# WHAT THE EXERCISE ASKS:
Continue the passage below about John's old warehouse building, picking up after its final sentence.

But I thought it was a story about everything: the ups and downs of industry, the twists and turns of human ambition, man’s strange relationships with the stuff he manages to accumulate in this world.  There was one scene in particular that stands out in my memory -- it reminds me how the building was an opening, or a lens that made things visible that I couldn’t usually see.  It was a Sunday afternoon spent in the basement, it was cold, like it is now, and beautiful.




When John first bought the building, that basement was like a dungeon.  The windows were covered with plywood, its corners and concrete columns were clotted with cobwebs, the floor was covered with sediment that had been left after he’d pumped an inch of standing water off the floor.

Water would continue to seep back in from a phantom building next door.  When the other building was standing, it had shared drain pipes with the Lowe warehouse; after it was gone, water still entered its old pipes and backed up a drain at the bottom of the elevator shaft in John’s building. Eventually, he’d rent office space to the engineering firm that rebuilt the drainage system for the whole district.  In those early years, though, he was pumping the seepage through a hose that carried it up to a set of plastic drums on the first floor where he’d use it to operate a flush toilet.

Meanwhile, water had seeped into the tank of fluid that ran the hydraulic elevator, turning the oil into a greyish foam that spread through the lines and into the piston that raises and lowers the elevator cage.

On this particular afternoon, John was down there in the elevator pit – where everything was covered with a thick coat of slime that stank of mold and motor oil.  He had clamped a floodlight on the elevator door, which opened horizontally like 2 iron jaws, and the muck at the bottom glistened in the light.  He wasn’t intimidated by the fact he’d never fixed an elevator before – he’d basically do it by taking it apart to see what was inside, and he’d do most of it with nothing but a pipe wrench and a big allen key.

The plywood had been pried off the basement windows, and the sun was streaming in overhead.  I was sweeping sediment off the floor.  It filled the air in a sunlit haze, and the otherworldly chords of a Romanian women’s choir filtered through the space.  Every now and then, John’s voice would rise from out of the pit, exclaiming after he’d opened a line and found it was still in excellent condition inside.

And while we were down there, Santa stopped by.  Santa had been proprietor of Scooter World, a business selling used motor cycle parts that had once occupied at least 2 floors of the building, though he’d lost control of his inventory before John arrived on the scene.  He still came around to see what kind of progress John was making.  He knew a lot about the building – what had broken and how they’d fixed it before.  And if John had some scrap he wanted to get rid of, Santa would take it off his hands.

# ITEMS:
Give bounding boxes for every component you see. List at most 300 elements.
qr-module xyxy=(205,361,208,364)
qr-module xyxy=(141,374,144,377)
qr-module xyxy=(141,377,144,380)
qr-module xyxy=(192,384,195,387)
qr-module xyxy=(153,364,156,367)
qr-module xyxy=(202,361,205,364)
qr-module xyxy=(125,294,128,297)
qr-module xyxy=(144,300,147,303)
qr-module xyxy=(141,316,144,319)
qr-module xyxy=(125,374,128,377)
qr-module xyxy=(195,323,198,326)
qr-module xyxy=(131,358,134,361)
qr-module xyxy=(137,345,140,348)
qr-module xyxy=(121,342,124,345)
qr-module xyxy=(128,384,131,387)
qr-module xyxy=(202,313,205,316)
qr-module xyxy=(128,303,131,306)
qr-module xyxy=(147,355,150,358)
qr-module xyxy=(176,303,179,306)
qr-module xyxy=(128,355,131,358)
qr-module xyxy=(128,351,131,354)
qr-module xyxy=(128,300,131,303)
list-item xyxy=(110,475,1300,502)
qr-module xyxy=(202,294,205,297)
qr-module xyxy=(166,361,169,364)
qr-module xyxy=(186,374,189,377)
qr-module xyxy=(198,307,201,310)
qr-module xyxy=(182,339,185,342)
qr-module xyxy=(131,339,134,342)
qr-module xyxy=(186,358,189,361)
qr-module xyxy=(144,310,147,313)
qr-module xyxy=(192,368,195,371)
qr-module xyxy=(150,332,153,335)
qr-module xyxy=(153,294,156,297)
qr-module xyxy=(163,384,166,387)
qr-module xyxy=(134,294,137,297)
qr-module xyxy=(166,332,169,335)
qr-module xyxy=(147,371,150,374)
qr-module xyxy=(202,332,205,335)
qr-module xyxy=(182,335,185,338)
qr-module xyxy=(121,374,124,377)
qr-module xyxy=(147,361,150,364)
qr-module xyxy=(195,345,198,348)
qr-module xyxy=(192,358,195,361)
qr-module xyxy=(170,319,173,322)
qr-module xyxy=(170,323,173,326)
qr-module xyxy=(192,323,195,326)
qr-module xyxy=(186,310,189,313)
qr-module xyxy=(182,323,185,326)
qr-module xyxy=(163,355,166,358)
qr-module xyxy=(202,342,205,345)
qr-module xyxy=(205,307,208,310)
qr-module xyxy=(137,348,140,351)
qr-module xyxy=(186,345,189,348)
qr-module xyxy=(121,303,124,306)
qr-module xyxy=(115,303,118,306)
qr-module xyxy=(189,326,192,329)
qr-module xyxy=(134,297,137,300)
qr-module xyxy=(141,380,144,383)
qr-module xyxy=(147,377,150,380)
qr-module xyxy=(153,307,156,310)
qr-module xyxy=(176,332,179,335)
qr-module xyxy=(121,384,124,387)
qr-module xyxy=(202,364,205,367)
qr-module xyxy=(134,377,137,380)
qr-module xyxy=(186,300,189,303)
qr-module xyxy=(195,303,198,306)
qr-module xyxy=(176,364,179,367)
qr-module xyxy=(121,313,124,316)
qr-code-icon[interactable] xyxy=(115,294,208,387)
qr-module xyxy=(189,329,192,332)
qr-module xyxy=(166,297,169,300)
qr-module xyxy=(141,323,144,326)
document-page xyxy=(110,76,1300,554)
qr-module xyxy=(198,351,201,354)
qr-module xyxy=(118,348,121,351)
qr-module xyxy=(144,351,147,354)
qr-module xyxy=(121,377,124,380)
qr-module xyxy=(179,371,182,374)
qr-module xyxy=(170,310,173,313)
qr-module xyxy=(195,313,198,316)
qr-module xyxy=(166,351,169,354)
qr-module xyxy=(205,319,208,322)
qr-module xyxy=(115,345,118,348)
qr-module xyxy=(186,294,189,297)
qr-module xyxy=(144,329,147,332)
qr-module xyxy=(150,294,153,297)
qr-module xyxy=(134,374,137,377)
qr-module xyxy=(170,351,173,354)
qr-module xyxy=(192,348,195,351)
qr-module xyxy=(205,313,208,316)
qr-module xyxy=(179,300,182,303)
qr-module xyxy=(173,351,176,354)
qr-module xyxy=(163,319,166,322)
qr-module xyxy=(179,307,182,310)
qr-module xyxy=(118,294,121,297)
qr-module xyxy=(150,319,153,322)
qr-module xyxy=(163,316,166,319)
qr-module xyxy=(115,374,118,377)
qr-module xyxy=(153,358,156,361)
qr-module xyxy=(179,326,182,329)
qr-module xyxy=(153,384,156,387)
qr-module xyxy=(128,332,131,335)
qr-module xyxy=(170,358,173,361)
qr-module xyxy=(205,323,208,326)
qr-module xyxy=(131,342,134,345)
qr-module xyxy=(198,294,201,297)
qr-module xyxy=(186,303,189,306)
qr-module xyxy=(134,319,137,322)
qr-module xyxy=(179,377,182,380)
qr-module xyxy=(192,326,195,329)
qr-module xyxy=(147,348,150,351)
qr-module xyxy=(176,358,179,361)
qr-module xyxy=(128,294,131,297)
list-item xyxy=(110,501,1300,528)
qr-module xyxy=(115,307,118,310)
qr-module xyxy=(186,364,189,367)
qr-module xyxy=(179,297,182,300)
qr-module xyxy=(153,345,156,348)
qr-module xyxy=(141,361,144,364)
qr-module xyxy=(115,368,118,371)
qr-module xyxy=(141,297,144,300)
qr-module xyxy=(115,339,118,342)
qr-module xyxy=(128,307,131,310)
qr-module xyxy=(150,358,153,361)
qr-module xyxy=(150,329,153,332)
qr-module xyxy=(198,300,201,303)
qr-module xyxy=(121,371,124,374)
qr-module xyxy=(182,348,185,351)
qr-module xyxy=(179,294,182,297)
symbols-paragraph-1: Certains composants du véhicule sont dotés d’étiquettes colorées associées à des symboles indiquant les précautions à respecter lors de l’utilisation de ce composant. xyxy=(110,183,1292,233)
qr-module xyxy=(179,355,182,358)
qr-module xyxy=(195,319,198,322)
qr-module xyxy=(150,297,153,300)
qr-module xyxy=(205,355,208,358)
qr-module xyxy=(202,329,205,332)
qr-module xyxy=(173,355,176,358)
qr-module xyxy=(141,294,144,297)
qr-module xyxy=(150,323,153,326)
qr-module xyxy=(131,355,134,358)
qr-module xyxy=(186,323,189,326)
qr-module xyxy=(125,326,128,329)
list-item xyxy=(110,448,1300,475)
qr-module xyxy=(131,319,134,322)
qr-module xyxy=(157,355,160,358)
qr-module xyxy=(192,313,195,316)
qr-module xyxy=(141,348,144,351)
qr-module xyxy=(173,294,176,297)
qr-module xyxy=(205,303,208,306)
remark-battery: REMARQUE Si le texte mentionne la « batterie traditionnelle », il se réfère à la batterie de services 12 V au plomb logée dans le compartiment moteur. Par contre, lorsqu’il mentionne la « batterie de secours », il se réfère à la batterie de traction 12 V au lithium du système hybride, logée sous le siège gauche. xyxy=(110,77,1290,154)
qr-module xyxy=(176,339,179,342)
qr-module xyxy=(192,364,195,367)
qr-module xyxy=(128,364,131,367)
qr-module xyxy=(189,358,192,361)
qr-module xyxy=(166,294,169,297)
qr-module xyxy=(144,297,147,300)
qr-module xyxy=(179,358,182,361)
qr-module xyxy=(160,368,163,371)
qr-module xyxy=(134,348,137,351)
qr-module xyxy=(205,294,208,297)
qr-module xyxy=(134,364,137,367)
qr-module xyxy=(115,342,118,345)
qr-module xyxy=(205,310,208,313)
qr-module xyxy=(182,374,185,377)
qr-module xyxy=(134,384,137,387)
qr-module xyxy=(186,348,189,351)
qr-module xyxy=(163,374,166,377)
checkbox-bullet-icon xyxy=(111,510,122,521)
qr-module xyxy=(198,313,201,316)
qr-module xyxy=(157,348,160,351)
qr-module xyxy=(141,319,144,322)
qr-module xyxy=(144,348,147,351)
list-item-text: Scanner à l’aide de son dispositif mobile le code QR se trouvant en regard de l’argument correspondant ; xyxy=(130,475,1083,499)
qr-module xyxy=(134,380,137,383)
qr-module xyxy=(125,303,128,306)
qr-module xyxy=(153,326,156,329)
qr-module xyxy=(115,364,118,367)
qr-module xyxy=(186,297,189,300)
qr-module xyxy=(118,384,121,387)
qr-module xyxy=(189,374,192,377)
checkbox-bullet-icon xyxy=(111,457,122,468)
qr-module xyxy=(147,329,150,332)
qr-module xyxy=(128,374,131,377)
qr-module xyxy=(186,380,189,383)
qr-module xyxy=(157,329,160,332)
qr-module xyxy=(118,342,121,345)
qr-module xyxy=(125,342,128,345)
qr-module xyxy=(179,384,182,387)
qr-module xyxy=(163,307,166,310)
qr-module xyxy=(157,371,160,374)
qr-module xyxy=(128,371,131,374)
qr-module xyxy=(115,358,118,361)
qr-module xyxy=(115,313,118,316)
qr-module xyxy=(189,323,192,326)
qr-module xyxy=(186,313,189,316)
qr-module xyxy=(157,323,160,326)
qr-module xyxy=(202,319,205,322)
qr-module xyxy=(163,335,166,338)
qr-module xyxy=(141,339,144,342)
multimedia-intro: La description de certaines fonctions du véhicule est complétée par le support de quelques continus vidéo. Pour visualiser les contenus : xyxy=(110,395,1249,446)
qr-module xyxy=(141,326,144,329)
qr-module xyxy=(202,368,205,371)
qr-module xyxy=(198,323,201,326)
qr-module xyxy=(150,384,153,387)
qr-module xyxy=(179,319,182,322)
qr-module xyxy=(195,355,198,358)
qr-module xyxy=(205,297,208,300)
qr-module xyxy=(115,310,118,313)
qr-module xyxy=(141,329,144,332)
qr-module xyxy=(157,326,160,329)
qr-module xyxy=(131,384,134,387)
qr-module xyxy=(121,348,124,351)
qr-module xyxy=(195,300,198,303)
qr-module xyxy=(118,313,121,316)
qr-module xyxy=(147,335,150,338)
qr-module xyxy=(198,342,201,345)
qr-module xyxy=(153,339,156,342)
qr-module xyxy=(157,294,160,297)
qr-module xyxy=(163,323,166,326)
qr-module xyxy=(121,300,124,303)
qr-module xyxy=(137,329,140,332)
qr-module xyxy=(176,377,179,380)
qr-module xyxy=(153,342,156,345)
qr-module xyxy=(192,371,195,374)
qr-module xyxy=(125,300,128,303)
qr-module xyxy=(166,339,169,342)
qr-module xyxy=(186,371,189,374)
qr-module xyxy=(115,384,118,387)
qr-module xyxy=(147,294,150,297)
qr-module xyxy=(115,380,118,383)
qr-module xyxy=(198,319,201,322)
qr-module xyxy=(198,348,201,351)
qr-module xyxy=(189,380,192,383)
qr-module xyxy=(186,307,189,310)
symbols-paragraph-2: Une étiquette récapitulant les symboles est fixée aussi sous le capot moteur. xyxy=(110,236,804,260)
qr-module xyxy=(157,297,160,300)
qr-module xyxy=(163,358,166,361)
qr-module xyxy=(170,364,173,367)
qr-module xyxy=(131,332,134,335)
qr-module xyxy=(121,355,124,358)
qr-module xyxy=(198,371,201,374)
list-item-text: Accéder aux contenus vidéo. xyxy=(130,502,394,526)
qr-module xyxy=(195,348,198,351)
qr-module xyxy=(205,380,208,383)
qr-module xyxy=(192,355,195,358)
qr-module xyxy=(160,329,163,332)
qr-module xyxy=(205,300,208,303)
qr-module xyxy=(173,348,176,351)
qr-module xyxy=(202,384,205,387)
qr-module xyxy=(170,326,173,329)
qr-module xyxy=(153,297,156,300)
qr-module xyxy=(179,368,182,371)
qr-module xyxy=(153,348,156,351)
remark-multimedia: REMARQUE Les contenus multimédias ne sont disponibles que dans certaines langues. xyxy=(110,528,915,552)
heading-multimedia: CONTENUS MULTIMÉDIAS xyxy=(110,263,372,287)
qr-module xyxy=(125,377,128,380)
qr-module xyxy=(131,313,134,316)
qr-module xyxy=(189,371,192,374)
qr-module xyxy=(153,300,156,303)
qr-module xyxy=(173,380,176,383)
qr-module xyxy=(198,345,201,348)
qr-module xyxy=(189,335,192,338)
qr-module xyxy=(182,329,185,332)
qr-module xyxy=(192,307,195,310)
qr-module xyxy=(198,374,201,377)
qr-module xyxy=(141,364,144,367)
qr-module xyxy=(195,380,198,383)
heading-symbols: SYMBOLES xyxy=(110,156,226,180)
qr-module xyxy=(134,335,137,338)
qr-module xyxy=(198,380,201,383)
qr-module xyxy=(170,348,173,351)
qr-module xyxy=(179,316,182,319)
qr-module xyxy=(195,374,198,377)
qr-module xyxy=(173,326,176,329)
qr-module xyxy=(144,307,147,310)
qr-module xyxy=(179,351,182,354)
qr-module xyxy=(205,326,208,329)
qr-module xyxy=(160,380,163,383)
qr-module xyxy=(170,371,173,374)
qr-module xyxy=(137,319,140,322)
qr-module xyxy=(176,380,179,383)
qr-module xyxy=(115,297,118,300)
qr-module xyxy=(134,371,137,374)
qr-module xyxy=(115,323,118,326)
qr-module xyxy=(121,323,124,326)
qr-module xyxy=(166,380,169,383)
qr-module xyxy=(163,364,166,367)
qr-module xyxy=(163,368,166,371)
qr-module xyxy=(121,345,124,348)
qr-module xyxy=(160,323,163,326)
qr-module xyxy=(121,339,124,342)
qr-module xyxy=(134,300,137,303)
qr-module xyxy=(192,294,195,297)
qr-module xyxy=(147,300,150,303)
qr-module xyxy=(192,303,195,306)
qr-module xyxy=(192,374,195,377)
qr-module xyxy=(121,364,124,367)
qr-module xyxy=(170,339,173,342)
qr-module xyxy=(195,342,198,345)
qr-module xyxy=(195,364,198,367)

# RIGHT ANSWER:
This afternoon, he fell to chatting about how he’d started Scooter World back in the 1960s, when motor scooters were very popular.  He’d started it as a repair shop, and neighborhood kids would hang around the shop and learn how to fix stuff by watching Santa do it.  He says scooters came out in a new model every year, and you could harvest parts from old bikes people would abandon in the alley when they got new ones.

As his inventory grew, he moved from one space to the next, before arriving at the old Lowe warehouse on 37th Street, where he spread over several floors.  Now Santa looked back with nostalgia on the glory of his inventory, which had whole departments dedicated to seats, or gas tanks or carburetors.  Gesturing around, he described how the basement was filled with wheels from every kind of vehicle, from lawn-mowers to bikes.

Then the guy who owned the building died, and left it to his daughter, and his daughter let her boyfriend Cowboy move in.  Cowboy engaged in a lot of destructive pastimes before he finally went to prison.  Santa said it was for beating an old man to death for the money in his pocket, which turned out to be $37 and change.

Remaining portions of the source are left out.